--- What is expected ---
Skip the images and return the records below exactly.

○ ○ ○ ○ ○

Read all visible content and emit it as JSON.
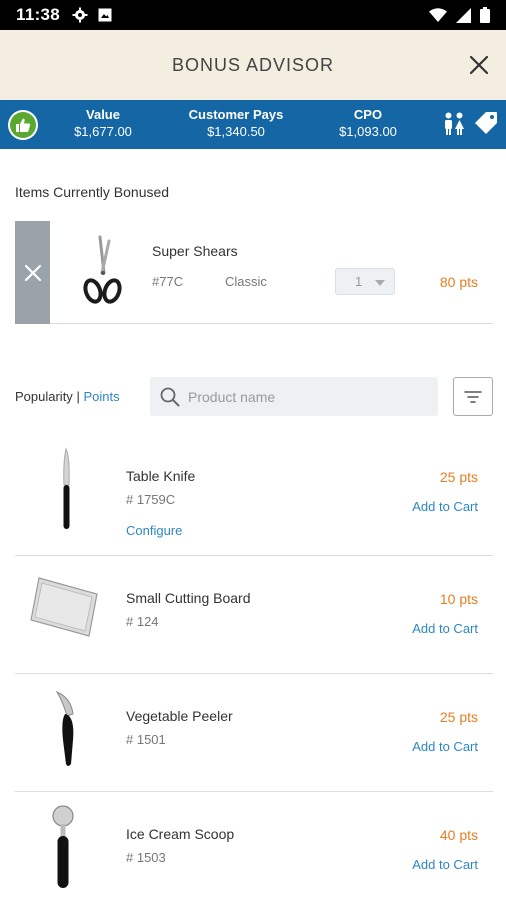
{
  "status_bar": {
    "time": "11:38",
    "icons": [
      "gear-icon",
      "image-icon",
      "wifi-icon",
      "signal-icon",
      "battery-icon"
    ]
  },
  "header": {
    "title": "BONUS ADVISOR",
    "close_icon": "close-icon"
  },
  "summary": {
    "value_label": "Value",
    "value_amount": "$1,677.00",
    "customer_pays_label": "Customer Pays",
    "customer_pays_amount": "$1,340.50",
    "cpo_label": "CPO",
    "cpo_amount": "$1,093.00",
    "icons": [
      "thumbs-up-icon",
      "people-icon",
      "tag-icon"
    ],
    "colors": {
      "bar": "#1566a5",
      "thumb": "#5aa832"
    }
  },
  "bonused": {
    "section_title": "Items Currently Bonused",
    "items": [
      {
        "name": "Super Shears",
        "sku": "#77C",
        "finish": "Classic",
        "quantity": "1",
        "points": "80 pts",
        "image_icon": "shears-icon"
      }
    ]
  },
  "sort": {
    "popularity_label": "Popularity",
    "separator": "|",
    "points_label": "Points"
  },
  "search": {
    "placeholder": "Product name",
    "value": ""
  },
  "products": [
    {
      "name": "Table Knife",
      "sku": "# 1759C",
      "points": "25 pts",
      "add_label": "Add to Cart",
      "configure_label": "Configure",
      "image_icon": "knife-icon"
    },
    {
      "name": "Small Cutting Board",
      "sku": "# 124",
      "points": "10 pts",
      "add_label": "Add to Cart",
      "image_icon": "cutting-board-icon"
    },
    {
      "name": "Vegetable Peeler",
      "sku": "# 1501",
      "points": "25 pts",
      "add_label": "Add to Cart",
      "image_icon": "peeler-icon"
    },
    {
      "name": "Ice Cream Scoop",
      "sku": "# 1503",
      "points": "40 pts",
      "add_label": "Add to Cart",
      "image_icon": "ice-cream-scoop-icon"
    }
  ],
  "colors": {
    "header_bg": "#f3eee0",
    "points": "#e67e22",
    "link": "#2f86c5"
  }
}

○ ○ ○ ○ ○

--- Response for this exercise ---
Read all visible content and emit it as JSON.
{
  "status_bar": {
    "time": "11:38",
    "icons": [
      "gear-icon",
      "image-icon",
      "wifi-icon",
      "signal-icon",
      "battery-icon"
    ]
  },
  "header": {
    "title": "BONUS ADVISOR",
    "close_icon": "close-icon"
  },
  "summary": {
    "value_label": "Value",
    "value_amount": "$1,677.00",
    "customer_pays_label": "Customer Pays",
    "customer_pays_amount": "$1,340.50",
    "cpo_label": "CPO",
    "cpo_amount": "$1,093.00",
    "icons": [
      "thumbs-up-icon",
      "people-icon",
      "tag-icon"
    ],
    "colors": {
      "bar": "#1566a5",
      "thumb": "#5aa832"
    }
  },
  "bonused": {
    "section_title": "Items Currently Bonused",
    "items": [
      {
        "name": "Super Shears",
        "sku": "#77C",
        "finish": "Classic",
        "quantity": "1",
        "points": "80 pts",
        "image_icon": "shears-icon"
      }
    ]
  },
  "sort": {
    "popularity_label": "Popularity",
    "separator": "|",
    "points_label": "Points"
  },
  "search": {
    "placeholder": "Product name",
    "value": ""
  },
  "products": [
    {
      "name": "Table Knife",
      "sku": "# 1759C",
      "points": "25 pts",
      "add_label": "Add to Cart",
      "configure_label": "Configure",
      "image_icon": "knife-icon"
    },
    {
      "name": "Small Cutting Board",
      "sku": "# 124",
      "points": "10 pts",
      "add_label": "Add to Cart",
      "image_icon": "cutting-board-icon"
    },
    {
      "name": "Vegetable Peeler",
      "sku": "# 1501",
      "points": "25 pts",
      "add_label": "Add to Cart",
      "image_icon": "peeler-icon"
    },
    {
      "name": "Ice Cream Scoop",
      "sku": "# 1503",
      "points": "40 pts",
      "add_label": "Add to Cart",
      "image_icon": "ice-cream-scoop-icon"
    }
  ],
  "colors": {
    "header_bg": "#f3eee0",
    "points": "#e67e22",
    "link": "#2f86c5"
  }
}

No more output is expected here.